[Start]
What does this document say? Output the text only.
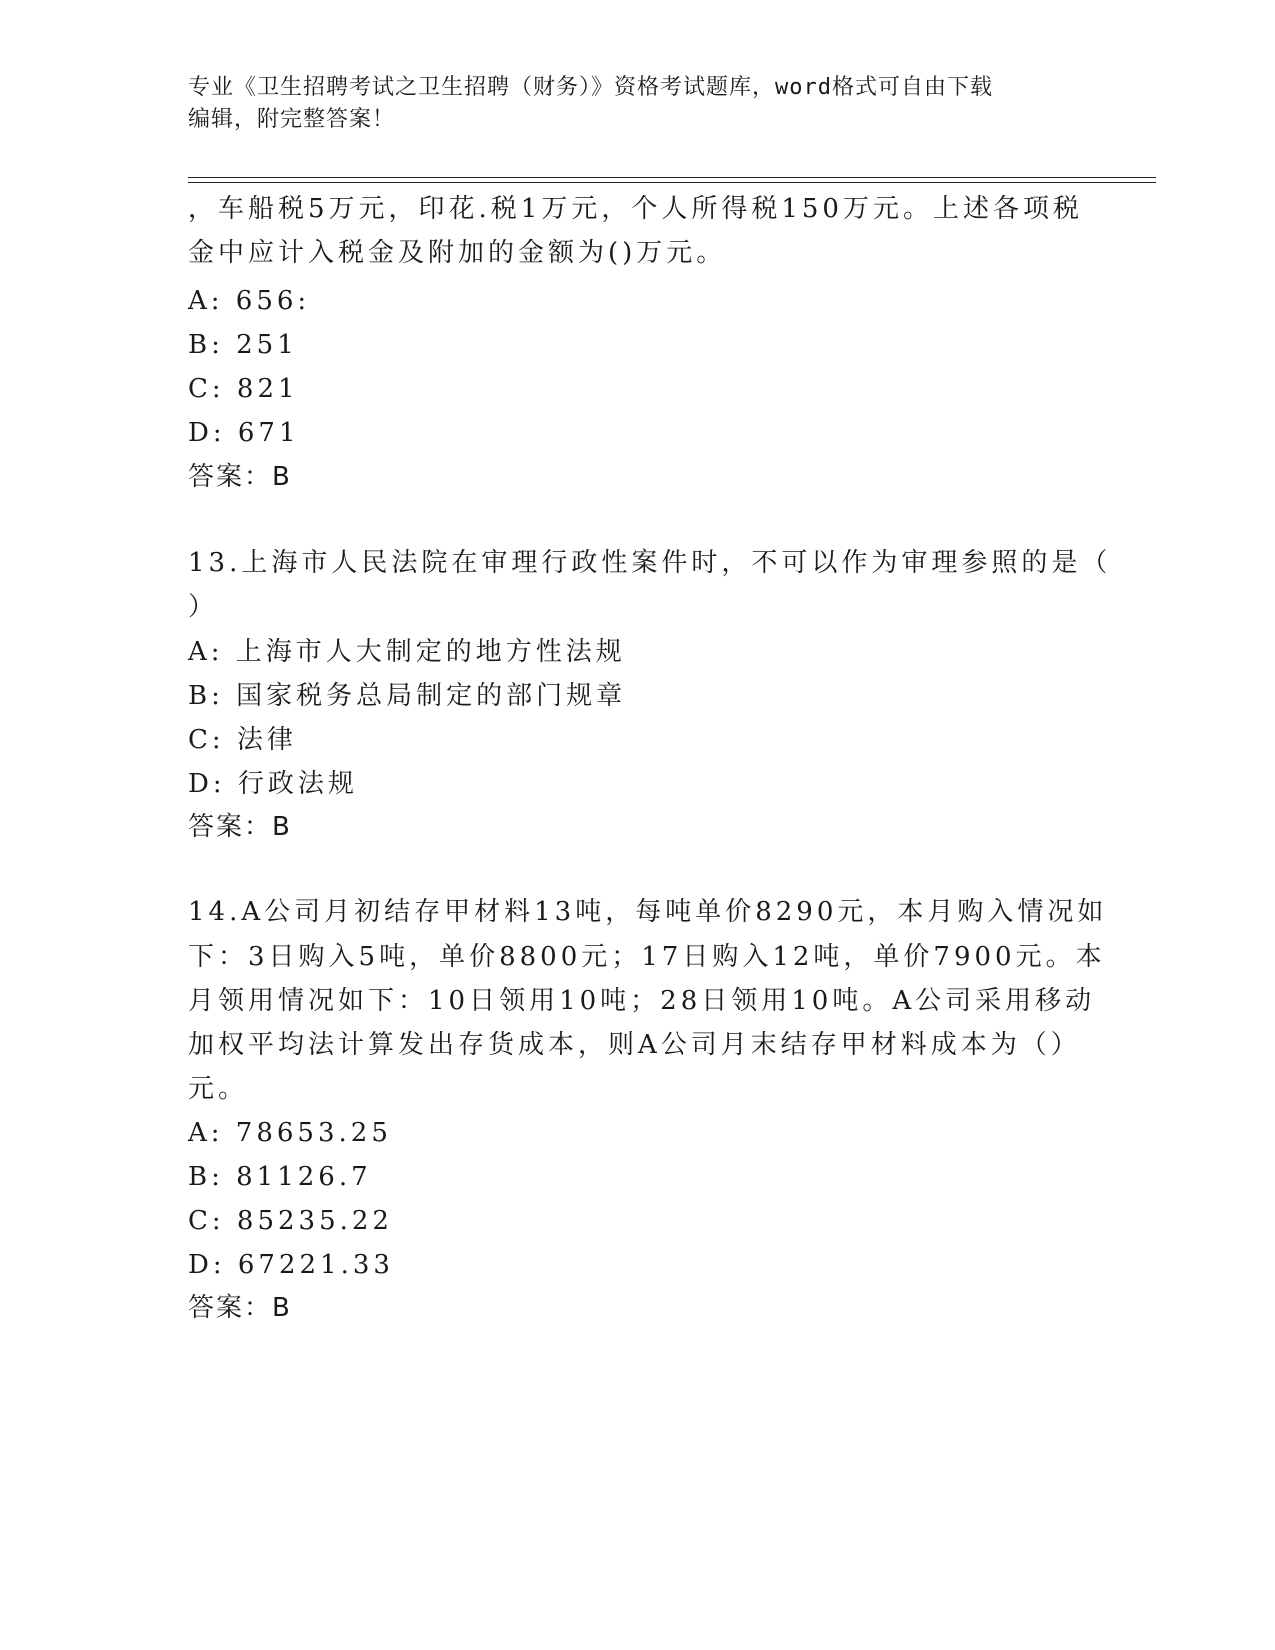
专业《卫生招聘考试之卫生招聘（财务）》资格考试题库，word格式可自由下载
编辑，附完整答案！
，车船税5万元，印花.税1万元，个人所得税150万元。上述各项税
金中应计入税金及附加的金额为()万元。
A: 656:
B: 251
C: 821
D: 671
答案：B
13.上海市人民法院在审理行政性案件时，不可以作为审理参照的是（
）
A: 上海市人大制定的地方性法规
B: 国家税务总局制定的部门规章
C: 法律
D: 行政法规
答案：B
14.A公司月初结存甲材料13吨，每吨单价8290元，本月购入情况如
下：3日购入5吨，单价8800元；17日购入12吨，单价7900元。本
月领用情况如下：10日领用10吨；28日领用10吨。A公司采用移动
加权平均法计算发出存货成本，则A公司月末结存甲材料成本为（）
元。
A: 78653.25
B: 81126.7
C: 85235.22
D: 67221.33
答案：B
[End]
- [SHORT TASK]: The records shown above are to be repeated exactly, with the pictures left out.

- [TASK ANSWER]:
What does this document say? Output the text only.
专业《卫生招聘考试之卫生招聘（财务）》资格考试题库，word格式可自由下载
编辑，附完整答案！
，车船税5万元，印花.税1万元，个人所得税150万元。上述各项税
金中应计入税金及附加的金额为()万元。
A: 656:
B: 251
C: 821
D: 671
答案：B
13.上海市人民法院在审理行政性案件时，不可以作为审理参照的是（
）
A: 上海市人大制定的地方性法规
B: 国家税务总局制定的部门规章
C: 法律
D: 行政法规
答案：B
14.A公司月初结存甲材料13吨，每吨单价8290元，本月购入情况如
下：3日购入5吨，单价8800元；17日购入12吨，单价7900元。本
月领用情况如下：10日领用10吨；28日领用10吨。A公司采用移动
加权平均法计算发出存货成本，则A公司月末结存甲材料成本为（）
元。
A: 78653.25
B: 81126.7
C: 85235.22
D: 67221.33
答案：B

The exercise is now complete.